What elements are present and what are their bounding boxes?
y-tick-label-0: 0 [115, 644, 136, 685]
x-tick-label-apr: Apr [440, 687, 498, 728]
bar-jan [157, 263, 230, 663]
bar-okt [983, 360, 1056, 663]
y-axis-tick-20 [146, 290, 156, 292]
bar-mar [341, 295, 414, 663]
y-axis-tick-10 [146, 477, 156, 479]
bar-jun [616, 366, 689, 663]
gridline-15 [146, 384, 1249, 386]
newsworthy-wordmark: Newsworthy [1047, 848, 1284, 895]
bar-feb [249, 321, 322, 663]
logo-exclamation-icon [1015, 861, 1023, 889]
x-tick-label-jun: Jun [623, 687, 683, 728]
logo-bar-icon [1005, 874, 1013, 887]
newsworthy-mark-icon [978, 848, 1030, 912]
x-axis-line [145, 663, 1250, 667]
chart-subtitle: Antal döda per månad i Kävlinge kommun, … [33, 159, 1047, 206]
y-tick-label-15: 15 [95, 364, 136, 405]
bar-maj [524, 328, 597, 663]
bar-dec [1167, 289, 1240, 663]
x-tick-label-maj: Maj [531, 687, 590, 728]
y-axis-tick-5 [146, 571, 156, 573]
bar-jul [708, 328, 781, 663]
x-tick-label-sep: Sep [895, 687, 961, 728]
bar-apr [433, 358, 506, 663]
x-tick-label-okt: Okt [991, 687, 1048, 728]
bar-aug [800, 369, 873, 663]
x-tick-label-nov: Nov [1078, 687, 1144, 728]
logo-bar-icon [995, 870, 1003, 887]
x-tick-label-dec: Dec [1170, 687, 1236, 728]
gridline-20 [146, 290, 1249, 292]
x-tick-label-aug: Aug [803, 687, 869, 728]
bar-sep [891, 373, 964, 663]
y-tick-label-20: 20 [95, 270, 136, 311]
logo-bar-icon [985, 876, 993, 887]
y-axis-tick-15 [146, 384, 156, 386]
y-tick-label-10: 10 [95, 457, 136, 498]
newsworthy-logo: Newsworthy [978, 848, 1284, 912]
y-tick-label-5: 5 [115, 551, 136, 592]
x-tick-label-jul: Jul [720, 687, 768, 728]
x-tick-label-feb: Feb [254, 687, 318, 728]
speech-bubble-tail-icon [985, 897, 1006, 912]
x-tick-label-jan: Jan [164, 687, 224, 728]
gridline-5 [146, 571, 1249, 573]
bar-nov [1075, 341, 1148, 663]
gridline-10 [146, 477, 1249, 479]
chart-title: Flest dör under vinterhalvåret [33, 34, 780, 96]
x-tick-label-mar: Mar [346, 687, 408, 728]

§ **Given instruction**
Repeat the entries above with every "logo-bar-icon" switched to "logo-column-icon", and leave everything else as it is.

§ **Answer to the exercise**
What elements are present and what are their bounding boxes?
y-tick-label-0: 0 [115, 644, 136, 685]
x-tick-label-apr: Apr [440, 687, 498, 728]
bar-jan [157, 263, 230, 663]
bar-okt [983, 360, 1056, 663]
y-axis-tick-20 [146, 290, 156, 292]
bar-mar [341, 295, 414, 663]
y-axis-tick-10 [146, 477, 156, 479]
bar-jun [616, 366, 689, 663]
gridline-15 [146, 384, 1249, 386]
newsworthy-wordmark: Newsworthy [1047, 848, 1284, 895]
bar-feb [249, 321, 322, 663]
logo-exclamation-icon [1015, 861, 1023, 889]
x-tick-label-jun: Jun [623, 687, 683, 728]
logo-column-icon [1005, 874, 1013, 887]
newsworthy-mark-icon [978, 848, 1030, 912]
x-axis-line [145, 663, 1250, 667]
chart-subtitle: Antal döda per månad i Kävlinge kommun, … [33, 159, 1047, 206]
y-tick-label-15: 15 [95, 364, 136, 405]
bar-maj [524, 328, 597, 663]
bar-dec [1167, 289, 1240, 663]
x-tick-label-maj: Maj [531, 687, 590, 728]
y-axis-tick-5 [146, 571, 156, 573]
bar-jul [708, 328, 781, 663]
x-tick-label-sep: Sep [895, 687, 961, 728]
bar-apr [433, 358, 506, 663]
x-tick-label-okt: Okt [991, 687, 1048, 728]
bar-aug [800, 369, 873, 663]
x-tick-label-nov: Nov [1078, 687, 1144, 728]
logo-column-icon [995, 870, 1003, 887]
x-tick-label-dec: Dec [1170, 687, 1236, 728]
gridline-20 [146, 290, 1249, 292]
x-tick-label-aug: Aug [803, 687, 869, 728]
bar-sep [891, 373, 964, 663]
y-tick-label-20: 20 [95, 270, 136, 311]
logo-column-icon [985, 876, 993, 887]
y-axis-tick-15 [146, 384, 156, 386]
y-tick-label-10: 10 [95, 457, 136, 498]
newsworthy-logo: Newsworthy [978, 848, 1284, 912]
y-tick-label-5: 5 [115, 551, 136, 592]
x-tick-label-jul: Jul [720, 687, 768, 728]
x-tick-label-feb: Feb [254, 687, 318, 728]
speech-bubble-tail-icon [985, 897, 1006, 912]
x-tick-label-jan: Jan [164, 687, 224, 728]
gridline-5 [146, 571, 1249, 573]
bar-nov [1075, 341, 1148, 663]
gridline-10 [146, 477, 1249, 479]
chart-title: Flest dör under vinterhalvåret [33, 34, 780, 96]
x-tick-label-mar: Mar [346, 687, 408, 728]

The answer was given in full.